→ **Aim of the task**: What follows is a set of entries. Repeat them exactly, but not their pictures.

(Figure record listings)
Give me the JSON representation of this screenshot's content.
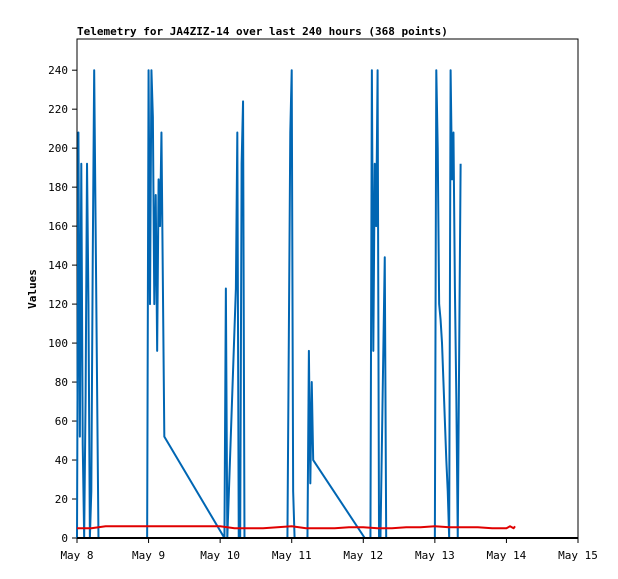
{
  "chart_data": {
    "type": "line",
    "title": "Telemetry for JA4ZIZ-14 over last 240 hours (368 points)",
    "xlabel": "",
    "ylabel": "Values",
    "x_ticks": [
      "May 8",
      "May 9",
      "May 10",
      "May 11",
      "May 12",
      "May 13",
      "May 14",
      "May 15"
    ],
    "xlim": [
      0,
      7
    ],
    "y_ticks": [
      "0",
      "20",
      "40",
      "60",
      "80",
      "100",
      "120",
      "140",
      "160",
      "180",
      "200",
      "220",
      "240"
    ],
    "ylim": [
      0,
      256
    ],
    "grid": false,
    "legend": "none",
    "colors": {
      "blue": "#0066b3",
      "red": "#e00000"
    },
    "series": [
      {
        "color": "blue",
        "x": [
          0.0,
          0.02,
          0.04,
          0.06,
          0.08,
          0.1,
          0.12,
          0.14,
          0.16,
          0.18,
          0.2,
          0.22,
          0.24,
          0.26,
          0.28,
          0.3,
          0.32,
          0.34,
          0.36,
          0.98,
          1.0,
          1.02,
          1.04,
          1.06,
          1.08,
          1.1,
          1.12,
          1.14,
          1.16,
          1.18,
          1.22,
          2.06,
          2.08,
          2.1,
          2.22,
          2.24,
          2.26,
          2.28,
          2.3,
          2.32,
          2.34,
          2.36,
          2.38,
          2.4,
          2.42,
          2.44,
          2.46,
          2.48,
          2.5,
          2.52,
          2.54,
          2.56,
          2.58,
          2.6,
          2.62,
          2.64,
          2.66,
          2.68,
          2.7,
          2.72,
          2.74,
          2.76,
          2.78,
          2.8,
          2.82,
          2.84,
          2.86,
          2.88,
          2.9,
          2.92,
          2.94,
          2.96,
          2.98,
          3.0,
          3.02,
          3.04,
          3.06,
          3.08,
          3.1,
          3.12,
          3.14,
          3.16,
          3.18,
          3.2,
          3.22,
          3.24,
          3.26,
          3.28,
          3.3,
          4.02,
          4.04,
          4.06,
          4.08,
          4.1,
          4.12,
          4.14,
          4.16,
          4.18,
          4.2,
          4.22,
          4.24,
          4.26,
          4.28,
          4.3,
          4.32,
          4.34,
          4.36,
          4.38,
          4.4,
          4.42,
          4.44,
          4.46,
          4.48,
          4.5,
          4.52,
          4.54,
          4.56,
          4.58,
          4.6,
          4.62,
          4.64,
          4.66,
          4.68,
          4.7,
          4.72,
          4.74,
          4.76,
          4.78,
          4.8,
          4.82,
          4.84,
          4.86,
          4.88,
          4.9,
          4.92,
          4.94,
          4.96,
          4.98,
          5.0,
          5.02,
          5.04,
          5.06,
          5.08,
          5.1,
          5.12,
          5.14,
          5.16,
          5.18,
          5.2,
          5.22,
          5.24,
          5.26,
          5.28,
          5.3,
          5.32,
          5.34,
          5.36
        ],
        "y": [
          0,
          208,
          52,
          192,
          48,
          0,
          72,
          192,
          120,
          0,
          24,
          144,
          240,
          160,
          80,
          0,
          0,
          0,
          0,
          0,
          240,
          120,
          240,
          216,
          120,
          176,
          96,
          184,
          160,
          208,
          52,
          0,
          128,
          0,
          128,
          208,
          0,
          0,
          192,
          224,
          0,
          0,
          0,
          0,
          0,
          0,
          0,
          0,
          0,
          0,
          0,
          0,
          0,
          0,
          0,
          0,
          0,
          0,
          0,
          0,
          0,
          0,
          0,
          0,
          0,
          0,
          0,
          0,
          0,
          0,
          0,
          104,
          208,
          240,
          24,
          0,
          0,
          0,
          0,
          0,
          0,
          0,
          0,
          0,
          0,
          96,
          28,
          80,
          40,
          0,
          0,
          0,
          0,
          0,
          0,
          0,
          0,
          0,
          0,
          0,
          0,
          0,
          0,
          0,
          0,
          0,
          0,
          0,
          0,
          0,
          0,
          0,
          0,
          0,
          0,
          0,
          0,
          0,
          0,
          0,
          0,
          0,
          0,
          0,
          0,
          0,
          0,
          0,
          0,
          0,
          0,
          0,
          0,
          0,
          0,
          0,
          0,
          0,
          0,
          0,
          0,
          0,
          0,
          0,
          0,
          0,
          0,
          0,
          0,
          0,
          0,
          0,
          0,
          0,
          0,
          0,
          0
        ]
      },
      {
        "color": "blue",
        "x": [
          4.1,
          4.12,
          4.14,
          4.16,
          4.18,
          4.2,
          4.22,
          4.24,
          4.3,
          4.32,
          5.0,
          5.02,
          5.04,
          5.06,
          5.08,
          5.1,
          5.12,
          5.14,
          5.16,
          5.18,
          5.2,
          5.22,
          5.24,
          5.26,
          5.28,
          5.3,
          5.32,
          5.34,
          5.36
        ],
        "y": [
          0,
          240,
          96,
          192,
          160,
          240,
          0,
          0,
          144,
          0,
          0,
          240,
          200,
          120,
          112,
          100,
          80,
          60,
          40,
          24,
          0,
          240,
          184,
          208,
          128,
          72,
          0,
          96,
          192
        ]
      },
      {
        "color": "red",
        "x": [
          0.0,
          0.2,
          0.4,
          0.6,
          0.8,
          1.0,
          1.2,
          1.4,
          1.6,
          1.8,
          2.0,
          2.2,
          2.4,
          2.6,
          2.8,
          3.0,
          3.2,
          3.4,
          3.6,
          3.8,
          4.0,
          4.2,
          4.4,
          4.6,
          4.8,
          5.0,
          5.2,
          5.4,
          5.6,
          5.8,
          5.9,
          6.0,
          6.05,
          6.1,
          6.12
        ],
        "y": [
          5,
          5,
          6,
          6,
          6,
          6,
          6,
          6,
          6,
          6,
          6,
          5,
          5,
          5,
          5.5,
          6,
          5,
          5,
          5,
          5.5,
          5.5,
          5,
          5,
          5.5,
          5.5,
          6,
          5.5,
          5.5,
          5.5,
          5,
          5,
          5,
          6,
          5,
          6
        ]
      }
    ]
  }
}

→ **The answer**:
Give me the JSON representation of this screenshot's content.
{
  "chart_data": {
    "type": "line",
    "title": "Telemetry for JA4ZIZ-14 over last 240 hours (368 points)",
    "xlabel": "",
    "ylabel": "Values",
    "x_ticks": [
      "May 8",
      "May 9",
      "May 10",
      "May 11",
      "May 12",
      "May 13",
      "May 14",
      "May 15"
    ],
    "xlim": [
      0,
      7
    ],
    "y_ticks": [
      "0",
      "20",
      "40",
      "60",
      "80",
      "100",
      "120",
      "140",
      "160",
      "180",
      "200",
      "220",
      "240"
    ],
    "ylim": [
      0,
      256
    ],
    "grid": false,
    "legend": "none",
    "colors": {
      "blue": "#0066b3",
      "red": "#e00000"
    },
    "series": [
      {
        "color": "blue",
        "x": [
          0.0,
          0.02,
          0.04,
          0.06,
          0.08,
          0.1,
          0.12,
          0.14,
          0.16,
          0.18,
          0.2,
          0.22,
          0.24,
          0.26,
          0.28,
          0.3,
          0.32,
          0.34,
          0.36,
          0.98,
          1.0,
          1.02,
          1.04,
          1.06,
          1.08,
          1.1,
          1.12,
          1.14,
          1.16,
          1.18,
          1.22,
          2.06,
          2.08,
          2.1,
          2.22,
          2.24,
          2.26,
          2.28,
          2.3,
          2.32,
          2.34,
          2.36,
          2.38,
          2.4,
          2.42,
          2.44,
          2.46,
          2.48,
          2.5,
          2.52,
          2.54,
          2.56,
          2.58,
          2.6,
          2.62,
          2.64,
          2.66,
          2.68,
          2.7,
          2.72,
          2.74,
          2.76,
          2.78,
          2.8,
          2.82,
          2.84,
          2.86,
          2.88,
          2.9,
          2.92,
          2.94,
          2.96,
          2.98,
          3.0,
          3.02,
          3.04,
          3.06,
          3.08,
          3.1,
          3.12,
          3.14,
          3.16,
          3.18,
          3.2,
          3.22,
          3.24,
          3.26,
          3.28,
          3.3,
          4.02,
          4.04,
          4.06,
          4.08,
          4.1,
          4.12,
          4.14,
          4.16,
          4.18,
          4.2,
          4.22,
          4.24,
          4.26,
          4.28,
          4.3,
          4.32,
          4.34,
          4.36,
          4.38,
          4.4,
          4.42,
          4.44,
          4.46,
          4.48,
          4.5,
          4.52,
          4.54,
          4.56,
          4.58,
          4.6,
          4.62,
          4.64,
          4.66,
          4.68,
          4.7,
          4.72,
          4.74,
          4.76,
          4.78,
          4.8,
          4.82,
          4.84,
          4.86,
          4.88,
          4.9,
          4.92,
          4.94,
          4.96,
          4.98,
          5.0,
          5.02,
          5.04,
          5.06,
          5.08,
          5.1,
          5.12,
          5.14,
          5.16,
          5.18,
          5.2,
          5.22,
          5.24,
          5.26,
          5.28,
          5.3,
          5.32,
          5.34,
          5.36
        ],
        "y": [
          0,
          208,
          52,
          192,
          48,
          0,
          72,
          192,
          120,
          0,
          24,
          144,
          240,
          160,
          80,
          0,
          0,
          0,
          0,
          0,
          240,
          120,
          240,
          216,
          120,
          176,
          96,
          184,
          160,
          208,
          52,
          0,
          128,
          0,
          128,
          208,
          0,
          0,
          192,
          224,
          0,
          0,
          0,
          0,
          0,
          0,
          0,
          0,
          0,
          0,
          0,
          0,
          0,
          0,
          0,
          0,
          0,
          0,
          0,
          0,
          0,
          0,
          0,
          0,
          0,
          0,
          0,
          0,
          0,
          0,
          0,
          104,
          208,
          240,
          24,
          0,
          0,
          0,
          0,
          0,
          0,
          0,
          0,
          0,
          0,
          96,
          28,
          80,
          40,
          0,
          0,
          0,
          0,
          0,
          0,
          0,
          0,
          0,
          0,
          0,
          0,
          0,
          0,
          0,
          0,
          0,
          0,
          0,
          0,
          0,
          0,
          0,
          0,
          0,
          0,
          0,
          0,
          0,
          0,
          0,
          0,
          0,
          0,
          0,
          0,
          0,
          0,
          0,
          0,
          0,
          0,
          0,
          0,
          0,
          0,
          0,
          0,
          0,
          0,
          0,
          0,
          0,
          0,
          0,
          0,
          0,
          0,
          0,
          0,
          0,
          0,
          0,
          0,
          0,
          0,
          0,
          0
        ]
      },
      {
        "color": "blue",
        "x": [
          4.1,
          4.12,
          4.14,
          4.16,
          4.18,
          4.2,
          4.22,
          4.24,
          4.3,
          4.32,
          5.0,
          5.02,
          5.04,
          5.06,
          5.08,
          5.1,
          5.12,
          5.14,
          5.16,
          5.18,
          5.2,
          5.22,
          5.24,
          5.26,
          5.28,
          5.3,
          5.32,
          5.34,
          5.36
        ],
        "y": [
          0,
          240,
          96,
          192,
          160,
          240,
          0,
          0,
          144,
          0,
          0,
          240,
          200,
          120,
          112,
          100,
          80,
          60,
          40,
          24,
          0,
          240,
          184,
          208,
          128,
          72,
          0,
          96,
          192
        ]
      },
      {
        "color": "red",
        "x": [
          0.0,
          0.2,
          0.4,
          0.6,
          0.8,
          1.0,
          1.2,
          1.4,
          1.6,
          1.8,
          2.0,
          2.2,
          2.4,
          2.6,
          2.8,
          3.0,
          3.2,
          3.4,
          3.6,
          3.8,
          4.0,
          4.2,
          4.4,
          4.6,
          4.8,
          5.0,
          5.2,
          5.4,
          5.6,
          5.8,
          5.9,
          6.0,
          6.05,
          6.1,
          6.12
        ],
        "y": [
          5,
          5,
          6,
          6,
          6,
          6,
          6,
          6,
          6,
          6,
          6,
          5,
          5,
          5,
          5.5,
          6,
          5,
          5,
          5,
          5.5,
          5.5,
          5,
          5,
          5.5,
          5.5,
          6,
          5.5,
          5.5,
          5.5,
          5,
          5,
          5,
          6,
          5,
          6
        ]
      }
    ]
  }
}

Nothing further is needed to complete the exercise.